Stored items
╔══

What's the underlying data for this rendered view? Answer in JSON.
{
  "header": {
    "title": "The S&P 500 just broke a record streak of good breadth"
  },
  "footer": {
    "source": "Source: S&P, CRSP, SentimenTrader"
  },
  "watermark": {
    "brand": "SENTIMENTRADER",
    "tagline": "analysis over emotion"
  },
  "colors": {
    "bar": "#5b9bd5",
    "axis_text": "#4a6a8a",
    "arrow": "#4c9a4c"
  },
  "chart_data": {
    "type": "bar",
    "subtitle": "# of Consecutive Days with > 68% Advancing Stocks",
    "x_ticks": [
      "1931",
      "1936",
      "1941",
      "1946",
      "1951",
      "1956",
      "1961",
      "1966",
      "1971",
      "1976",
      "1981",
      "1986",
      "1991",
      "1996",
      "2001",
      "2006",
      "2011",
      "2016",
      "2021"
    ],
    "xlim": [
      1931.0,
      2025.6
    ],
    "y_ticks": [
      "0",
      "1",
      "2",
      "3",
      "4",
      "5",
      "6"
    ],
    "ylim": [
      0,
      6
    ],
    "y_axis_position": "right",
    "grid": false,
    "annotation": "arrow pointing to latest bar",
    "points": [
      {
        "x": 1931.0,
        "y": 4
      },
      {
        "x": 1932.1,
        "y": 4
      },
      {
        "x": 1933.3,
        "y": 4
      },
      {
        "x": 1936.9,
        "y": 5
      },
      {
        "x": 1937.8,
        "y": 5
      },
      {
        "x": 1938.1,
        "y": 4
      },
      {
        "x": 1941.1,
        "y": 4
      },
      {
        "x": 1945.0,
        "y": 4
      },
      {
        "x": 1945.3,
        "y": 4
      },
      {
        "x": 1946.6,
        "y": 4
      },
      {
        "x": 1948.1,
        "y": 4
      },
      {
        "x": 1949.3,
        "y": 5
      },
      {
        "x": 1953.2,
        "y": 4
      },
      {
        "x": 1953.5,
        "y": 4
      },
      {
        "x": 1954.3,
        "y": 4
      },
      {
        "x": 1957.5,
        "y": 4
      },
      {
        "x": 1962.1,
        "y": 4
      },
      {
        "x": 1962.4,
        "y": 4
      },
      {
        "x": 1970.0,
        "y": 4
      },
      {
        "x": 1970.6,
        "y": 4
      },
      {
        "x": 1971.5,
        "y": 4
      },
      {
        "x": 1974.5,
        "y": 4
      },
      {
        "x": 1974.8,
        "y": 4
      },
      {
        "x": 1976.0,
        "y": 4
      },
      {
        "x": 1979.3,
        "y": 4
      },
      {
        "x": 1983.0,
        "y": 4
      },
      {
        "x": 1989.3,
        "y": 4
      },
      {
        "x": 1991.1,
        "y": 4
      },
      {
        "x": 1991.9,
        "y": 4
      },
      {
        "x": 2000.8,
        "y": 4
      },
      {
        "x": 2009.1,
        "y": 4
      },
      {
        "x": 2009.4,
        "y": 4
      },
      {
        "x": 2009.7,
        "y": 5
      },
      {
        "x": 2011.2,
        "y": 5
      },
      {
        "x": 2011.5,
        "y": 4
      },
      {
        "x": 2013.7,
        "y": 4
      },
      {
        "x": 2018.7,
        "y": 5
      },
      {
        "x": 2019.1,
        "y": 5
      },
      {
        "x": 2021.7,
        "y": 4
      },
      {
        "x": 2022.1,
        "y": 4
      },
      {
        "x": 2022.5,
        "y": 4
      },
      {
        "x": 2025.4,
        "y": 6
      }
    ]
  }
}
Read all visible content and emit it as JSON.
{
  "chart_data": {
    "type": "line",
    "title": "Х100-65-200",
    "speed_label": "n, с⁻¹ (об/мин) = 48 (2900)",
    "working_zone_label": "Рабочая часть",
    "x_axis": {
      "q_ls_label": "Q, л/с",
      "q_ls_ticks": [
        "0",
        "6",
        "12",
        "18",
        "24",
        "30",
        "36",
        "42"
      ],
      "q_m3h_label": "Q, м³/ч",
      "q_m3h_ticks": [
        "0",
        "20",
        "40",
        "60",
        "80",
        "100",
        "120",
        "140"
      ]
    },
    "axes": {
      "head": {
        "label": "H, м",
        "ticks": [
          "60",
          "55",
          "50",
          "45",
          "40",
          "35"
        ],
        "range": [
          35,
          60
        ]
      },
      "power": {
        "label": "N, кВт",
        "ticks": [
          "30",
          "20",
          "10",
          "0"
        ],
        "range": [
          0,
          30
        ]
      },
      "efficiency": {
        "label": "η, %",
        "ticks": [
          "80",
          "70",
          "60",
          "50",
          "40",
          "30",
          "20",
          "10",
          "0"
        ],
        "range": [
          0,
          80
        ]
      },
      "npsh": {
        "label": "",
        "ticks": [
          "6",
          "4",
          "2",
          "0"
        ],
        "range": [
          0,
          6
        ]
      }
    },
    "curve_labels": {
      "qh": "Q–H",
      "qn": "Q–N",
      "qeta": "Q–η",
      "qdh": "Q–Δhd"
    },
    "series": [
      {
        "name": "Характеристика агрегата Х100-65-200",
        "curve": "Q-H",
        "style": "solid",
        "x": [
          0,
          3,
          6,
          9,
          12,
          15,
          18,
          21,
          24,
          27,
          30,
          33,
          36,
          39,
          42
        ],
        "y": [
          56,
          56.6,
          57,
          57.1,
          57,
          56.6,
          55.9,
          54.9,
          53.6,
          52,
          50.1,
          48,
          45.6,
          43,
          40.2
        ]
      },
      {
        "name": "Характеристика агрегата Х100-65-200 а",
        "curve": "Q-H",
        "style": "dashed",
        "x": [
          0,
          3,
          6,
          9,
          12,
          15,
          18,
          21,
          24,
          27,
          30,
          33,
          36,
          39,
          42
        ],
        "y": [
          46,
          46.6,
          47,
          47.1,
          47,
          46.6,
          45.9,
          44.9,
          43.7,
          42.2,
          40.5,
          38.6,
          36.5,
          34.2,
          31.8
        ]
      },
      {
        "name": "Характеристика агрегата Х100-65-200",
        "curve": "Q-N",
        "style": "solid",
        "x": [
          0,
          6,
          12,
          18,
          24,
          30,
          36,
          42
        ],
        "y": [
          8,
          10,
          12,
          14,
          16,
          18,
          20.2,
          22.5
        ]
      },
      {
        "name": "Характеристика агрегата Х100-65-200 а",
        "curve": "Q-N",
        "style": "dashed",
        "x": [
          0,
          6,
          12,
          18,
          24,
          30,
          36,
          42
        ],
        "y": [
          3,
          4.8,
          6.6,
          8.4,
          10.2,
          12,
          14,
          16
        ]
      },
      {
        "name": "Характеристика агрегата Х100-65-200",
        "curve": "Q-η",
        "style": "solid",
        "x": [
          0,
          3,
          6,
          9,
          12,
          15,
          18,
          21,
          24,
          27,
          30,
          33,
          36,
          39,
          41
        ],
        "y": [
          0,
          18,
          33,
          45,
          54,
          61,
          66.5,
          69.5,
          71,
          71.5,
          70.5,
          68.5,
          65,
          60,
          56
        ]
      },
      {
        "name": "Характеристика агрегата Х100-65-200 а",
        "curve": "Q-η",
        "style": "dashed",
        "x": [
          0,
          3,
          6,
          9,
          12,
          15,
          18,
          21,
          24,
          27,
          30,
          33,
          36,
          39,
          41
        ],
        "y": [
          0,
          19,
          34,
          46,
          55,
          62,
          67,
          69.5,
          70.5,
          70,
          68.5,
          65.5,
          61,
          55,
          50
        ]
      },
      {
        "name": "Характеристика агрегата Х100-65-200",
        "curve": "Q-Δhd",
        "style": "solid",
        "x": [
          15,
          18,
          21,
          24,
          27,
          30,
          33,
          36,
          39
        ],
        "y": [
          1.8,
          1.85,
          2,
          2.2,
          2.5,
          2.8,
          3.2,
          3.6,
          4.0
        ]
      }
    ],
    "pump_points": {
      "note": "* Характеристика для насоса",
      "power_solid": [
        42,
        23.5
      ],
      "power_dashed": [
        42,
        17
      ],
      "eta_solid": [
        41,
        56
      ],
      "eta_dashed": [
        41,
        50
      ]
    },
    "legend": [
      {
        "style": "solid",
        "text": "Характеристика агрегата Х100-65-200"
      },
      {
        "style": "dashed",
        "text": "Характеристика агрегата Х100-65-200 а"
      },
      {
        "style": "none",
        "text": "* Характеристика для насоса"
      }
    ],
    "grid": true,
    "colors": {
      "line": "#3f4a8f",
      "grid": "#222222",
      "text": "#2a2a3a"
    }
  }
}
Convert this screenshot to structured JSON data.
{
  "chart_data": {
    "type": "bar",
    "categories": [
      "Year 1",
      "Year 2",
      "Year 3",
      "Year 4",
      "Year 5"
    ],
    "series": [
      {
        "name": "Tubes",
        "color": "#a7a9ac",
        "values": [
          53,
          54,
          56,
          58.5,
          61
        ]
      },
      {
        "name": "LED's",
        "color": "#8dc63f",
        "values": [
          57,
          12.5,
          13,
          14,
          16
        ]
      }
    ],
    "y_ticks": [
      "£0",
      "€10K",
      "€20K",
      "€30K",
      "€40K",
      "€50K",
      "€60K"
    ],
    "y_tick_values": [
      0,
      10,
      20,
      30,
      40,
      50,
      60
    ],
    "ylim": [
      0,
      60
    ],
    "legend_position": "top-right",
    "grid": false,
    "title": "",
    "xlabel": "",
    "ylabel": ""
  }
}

╚══

Prompt -> Quote the line that contains "Convert this screenshot" and each line after it through the end of the data, exactly, leaving out everything else.

Answer for this exercise ->
Convert this screenshot to structured JSON data.
{
  "chart_data": {
    "type": "bar",
    "categories": [
      "Year 1",
      "Year 2",
      "Year 3",
      "Year 4",
      "Year 5"
    ],
    "series": [
      {
        "name": "Tubes",
        "color": "#a7a9ac",
        "values": [
          53,
          54,
          56,
          58.5,
          61
        ]
      },
      {
        "name": "LED's",
        "color": "#8dc63f",
        "values": [
          57,
          12.5,
          13,
          14,
          16
        ]
      }
    ],
    "y_ticks": [
      "£0",
      "€10K",
      "€20K",
      "€30K",
      "€40K",
      "€50K",
      "€60K"
    ],
    "y_tick_values": [
      0,
      10,
      20,
      30,
      40,
      50,
      60
    ],
    "ylim": [
      0,
      60
    ],
    "legend_position": "top-right",
    "grid": false,
    "title": "",
    "xlabel": "",
    "ylabel": ""
  }
}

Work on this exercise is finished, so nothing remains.